→ WHAT IS REQUIRED
Without the pictures, return each record as it appears.

→ PROVIDED MATERIAL

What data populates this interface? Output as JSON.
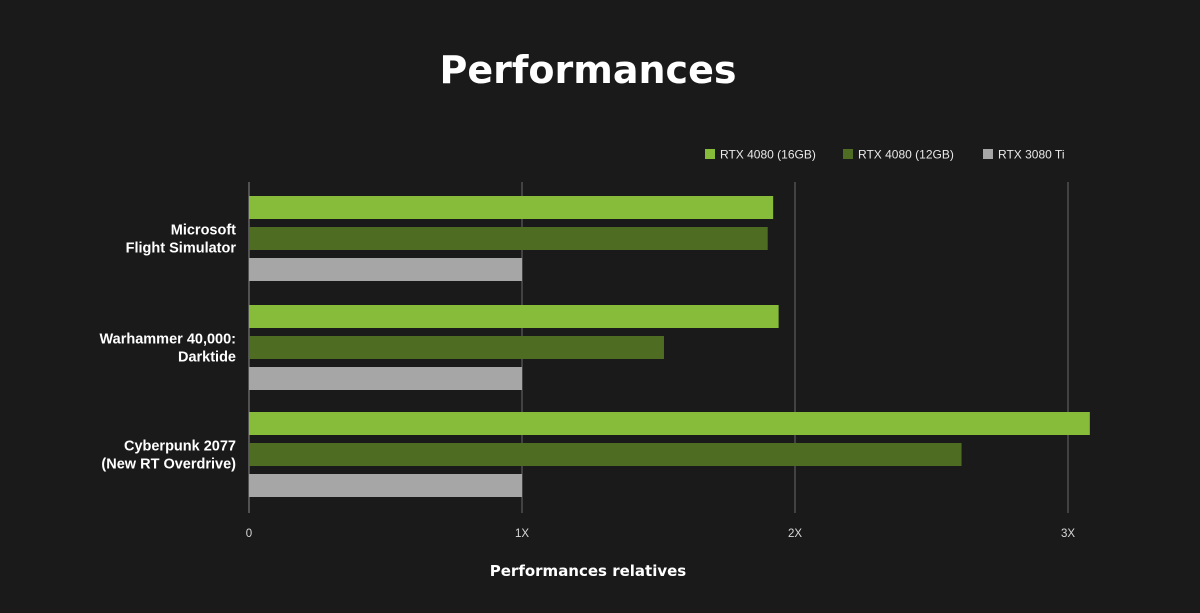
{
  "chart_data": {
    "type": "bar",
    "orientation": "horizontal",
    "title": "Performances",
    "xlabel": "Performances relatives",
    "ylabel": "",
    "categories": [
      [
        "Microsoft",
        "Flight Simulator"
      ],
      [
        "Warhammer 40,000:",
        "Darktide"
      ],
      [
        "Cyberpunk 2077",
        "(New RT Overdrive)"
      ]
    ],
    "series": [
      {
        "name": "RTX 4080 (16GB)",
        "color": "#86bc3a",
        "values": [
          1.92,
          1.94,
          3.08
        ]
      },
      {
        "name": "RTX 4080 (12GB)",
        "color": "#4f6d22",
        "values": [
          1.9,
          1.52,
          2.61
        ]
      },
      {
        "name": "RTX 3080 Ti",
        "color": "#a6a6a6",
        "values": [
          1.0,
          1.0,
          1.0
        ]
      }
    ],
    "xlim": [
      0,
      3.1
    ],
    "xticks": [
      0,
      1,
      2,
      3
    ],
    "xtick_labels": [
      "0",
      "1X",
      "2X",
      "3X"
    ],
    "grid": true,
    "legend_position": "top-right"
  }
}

→ EXPECTED ANSWER
What data populates this interface? Output as JSON.
{
  "chart_data": {
    "type": "bar",
    "orientation": "horizontal",
    "title": "Performances",
    "xlabel": "Performances relatives",
    "ylabel": "",
    "categories": [
      [
        "Microsoft",
        "Flight Simulator"
      ],
      [
        "Warhammer 40,000:",
        "Darktide"
      ],
      [
        "Cyberpunk 2077",
        "(New RT Overdrive)"
      ]
    ],
    "series": [
      {
        "name": "RTX 4080 (16GB)",
        "color": "#86bc3a",
        "values": [
          1.92,
          1.94,
          3.08
        ]
      },
      {
        "name": "RTX 4080 (12GB)",
        "color": "#4f6d22",
        "values": [
          1.9,
          1.52,
          2.61
        ]
      },
      {
        "name": "RTX 3080 Ti",
        "color": "#a6a6a6",
        "values": [
          1.0,
          1.0,
          1.0
        ]
      }
    ],
    "xlim": [
      0,
      3.1
    ],
    "xticks": [
      0,
      1,
      2,
      3
    ],
    "xtick_labels": [
      "0",
      "1X",
      "2X",
      "3X"
    ],
    "grid": true,
    "legend_position": "top-right"
  }
}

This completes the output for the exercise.